Restate the listing below word for word, omitting any images.

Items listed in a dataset
(begin)
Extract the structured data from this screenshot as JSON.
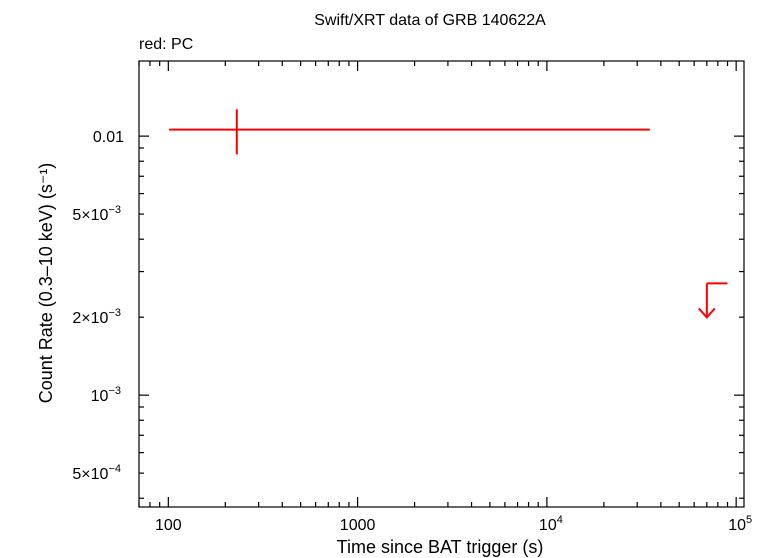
{
  "chart_data": {
    "type": "scatter",
    "title": "Swift/XRT data of GRB 140622A",
    "subtitle": "red: PC",
    "xlabel": "Time since BAT trigger (s)",
    "ylabel": "Count Rate (0.3–10 keV) (s⁻¹)",
    "xscale": "log",
    "yscale": "log",
    "xlim": [
      70,
      110000
    ],
    "ylim": [
      0.00037,
      0.0195
    ],
    "x_ticks": [
      {
        "value": 100,
        "label": "100"
      },
      {
        "value": 1000,
        "label": "1000"
      },
      {
        "value": 10000,
        "base": "10",
        "exp": "4"
      },
      {
        "value": 100000,
        "base": "10",
        "exp": "5"
      }
    ],
    "y_ticks": [
      {
        "value": 0.01,
        "mant": "0.01",
        "exp": ""
      },
      {
        "value": 0.005,
        "mant": "5×10",
        "exp": "−3"
      },
      {
        "value": 0.002,
        "mant": "2×10",
        "exp": "−3"
      },
      {
        "value": 0.001,
        "mant": "10",
        "exp": "−3"
      },
      {
        "value": 0.0005,
        "mant": "5×10",
        "exp": "−4"
      }
    ],
    "grid": false,
    "series": [
      {
        "color": "#ff0000",
        "points": [
          {
            "x": 230,
            "x_lo": 101,
            "x_hi": 35000,
            "y": 0.0106,
            "y_lo": 0.0085,
            "y_hi": 0.0127
          }
        ],
        "upper_limits": [
          {
            "x": 70000,
            "x_lo": 70000,
            "x_hi": 90000,
            "y": 0.0027
          }
        ]
      }
    ]
  }
}
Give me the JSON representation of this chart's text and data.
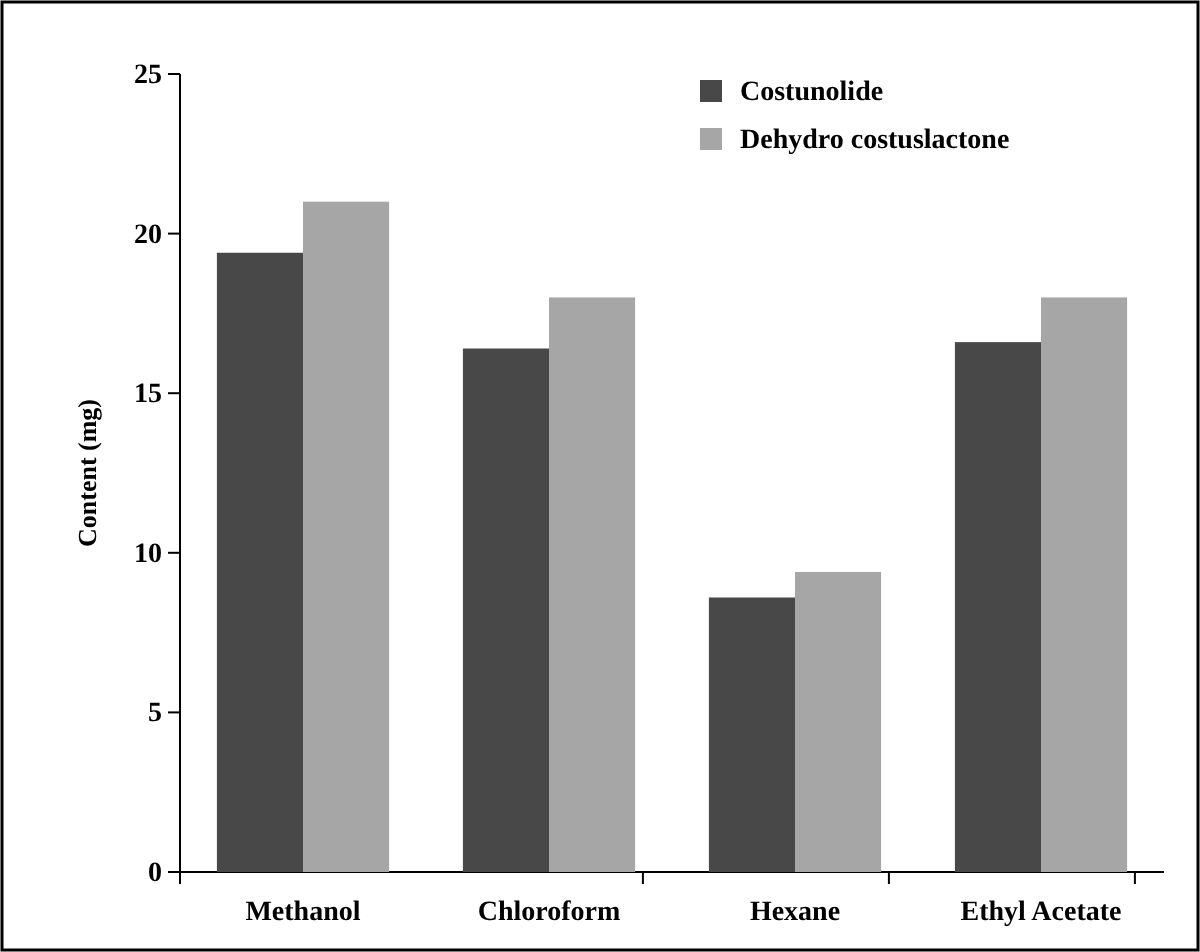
{
  "chart_data": {
    "type": "bar",
    "ylabel": "Content (mg)",
    "categories": [
      "Methanol",
      "Chloroform",
      "Hexane",
      "Ethyl Acetate"
    ],
    "series": [
      {
        "name": "Costunolide",
        "color": "#484848",
        "values": [
          19.4,
          16.4,
          8.6,
          16.6
        ]
      },
      {
        "name": "Dehydro costuslactone",
        "color": "#a6a6a6",
        "values": [
          21,
          18,
          9.4,
          18
        ]
      }
    ],
    "ylim": [
      0,
      25
    ],
    "yticks": [
      0,
      5,
      10,
      15,
      20,
      25
    ],
    "grid": false,
    "legend": "top right"
  }
}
(end)
(In response)
Extract the structured data from this screenshot as JSON.
{
  "chart_data": {
    "type": "scatter",
    "title": "Swift/XRT data of GRB 140622A",
    "subtitle": "red: PC",
    "xlabel": "Time since BAT trigger (s)",
    "ylabel": "Count Rate (0.3–10 keV) (s⁻¹)",
    "xscale": "log",
    "yscale": "log",
    "xlim": [
      70,
      110000
    ],
    "ylim": [
      0.00037,
      0.0195
    ],
    "x_ticks": [
      {
        "value": 100,
        "label": "100"
      },
      {
        "value": 1000,
        "label": "1000"
      },
      {
        "value": 10000,
        "base": "10",
        "exp": "4"
      },
      {
        "value": 100000,
        "base": "10",
        "exp": "5"
      }
    ],
    "y_ticks": [
      {
        "value": 0.01,
        "mant": "0.01",
        "exp": ""
      },
      {
        "value": 0.005,
        "mant": "5×10",
        "exp": "−3"
      },
      {
        "value": 0.002,
        "mant": "2×10",
        "exp": "−3"
      },
      {
        "value": 0.001,
        "mant": "10",
        "exp": "−3"
      },
      {
        "value": 0.0005,
        "mant": "5×10",
        "exp": "−4"
      }
    ],
    "grid": false,
    "series": [
      {
        "color": "#ff0000",
        "points": [
          {
            "x": 230,
            "x_lo": 101,
            "x_hi": 35000,
            "y": 0.0106,
            "y_lo": 0.0085,
            "y_hi": 0.0127
          }
        ],
        "upper_limits": [
          {
            "x": 70000,
            "x_lo": 70000,
            "x_hi": 90000,
            "y": 0.0027
          }
        ]
      }
    ]
  }
}
Give me the JSON representation of this chart's text and data.
{
  "chart_data": {
    "type": "bar",
    "ylabel": "Content (mg)",
    "categories": [
      "Methanol",
      "Chloroform",
      "Hexane",
      "Ethyl Acetate"
    ],
    "series": [
      {
        "name": "Costunolide",
        "color": "#484848",
        "values": [
          19.4,
          16.4,
          8.6,
          16.6
        ]
      },
      {
        "name": "Dehydro costuslactone",
        "color": "#a6a6a6",
        "values": [
          21,
          18,
          9.4,
          18
        ]
      }
    ],
    "ylim": [
      0,
      25
    ],
    "yticks": [
      0,
      5,
      10,
      15,
      20,
      25
    ],
    "grid": false,
    "legend": "top right"
  }
}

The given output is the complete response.